- _What you should do_
Transcribe the material verbatim in full; the pictures do not belong in the copy.
--- Records provided ---
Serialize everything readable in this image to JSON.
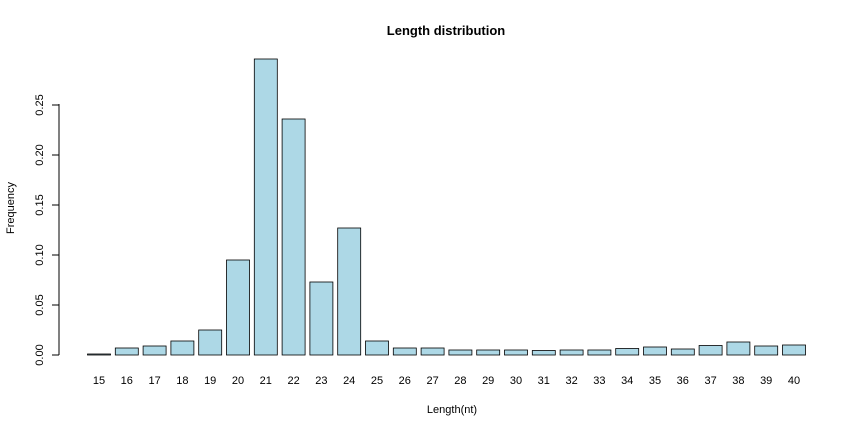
{
  "chart_data": {
    "type": "bar",
    "title": "Length distribution",
    "xlabel": "Length(nt)",
    "ylabel": "Frequency",
    "categories": [
      "15",
      "16",
      "17",
      "18",
      "19",
      "20",
      "21",
      "22",
      "23",
      "24",
      "25",
      "26",
      "27",
      "28",
      "29",
      "30",
      "31",
      "32",
      "33",
      "34",
      "35",
      "36",
      "37",
      "38",
      "39",
      "40"
    ],
    "values": [
      0.001,
      0.007,
      0.009,
      0.014,
      0.025,
      0.095,
      0.296,
      0.236,
      0.073,
      0.127,
      0.014,
      0.007,
      0.007,
      0.005,
      0.005,
      0.005,
      0.0045,
      0.005,
      0.005,
      0.0065,
      0.008,
      0.006,
      0.0095,
      0.013,
      0.009,
      0.01
    ],
    "yticks": [
      "0.00",
      "0.05",
      "0.10",
      "0.15",
      "0.20",
      "0.25"
    ],
    "ylim": [
      0,
      0.3
    ],
    "bar_color": "#add8e6",
    "grid": false,
    "legend": "none"
  }
}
---
- _The completed task_
Serialize everything readable in this image to JSON.
{
  "chart_data": {
    "type": "bar",
    "title": "Length distribution",
    "xlabel": "Length(nt)",
    "ylabel": "Frequency",
    "categories": [
      "15",
      "16",
      "17",
      "18",
      "19",
      "20",
      "21",
      "22",
      "23",
      "24",
      "25",
      "26",
      "27",
      "28",
      "29",
      "30",
      "31",
      "32",
      "33",
      "34",
      "35",
      "36",
      "37",
      "38",
      "39",
      "40"
    ],
    "values": [
      0.001,
      0.007,
      0.009,
      0.014,
      0.025,
      0.095,
      0.296,
      0.236,
      0.073,
      0.127,
      0.014,
      0.007,
      0.007,
      0.005,
      0.005,
      0.005,
      0.0045,
      0.005,
      0.005,
      0.0065,
      0.008,
      0.006,
      0.0095,
      0.013,
      0.009,
      0.01
    ],
    "yticks": [
      "0.00",
      "0.05",
      "0.10",
      "0.15",
      "0.20",
      "0.25"
    ],
    "ylim": [
      0,
      0.3
    ],
    "bar_color": "#add8e6",
    "grid": false,
    "legend": "none"
  }
}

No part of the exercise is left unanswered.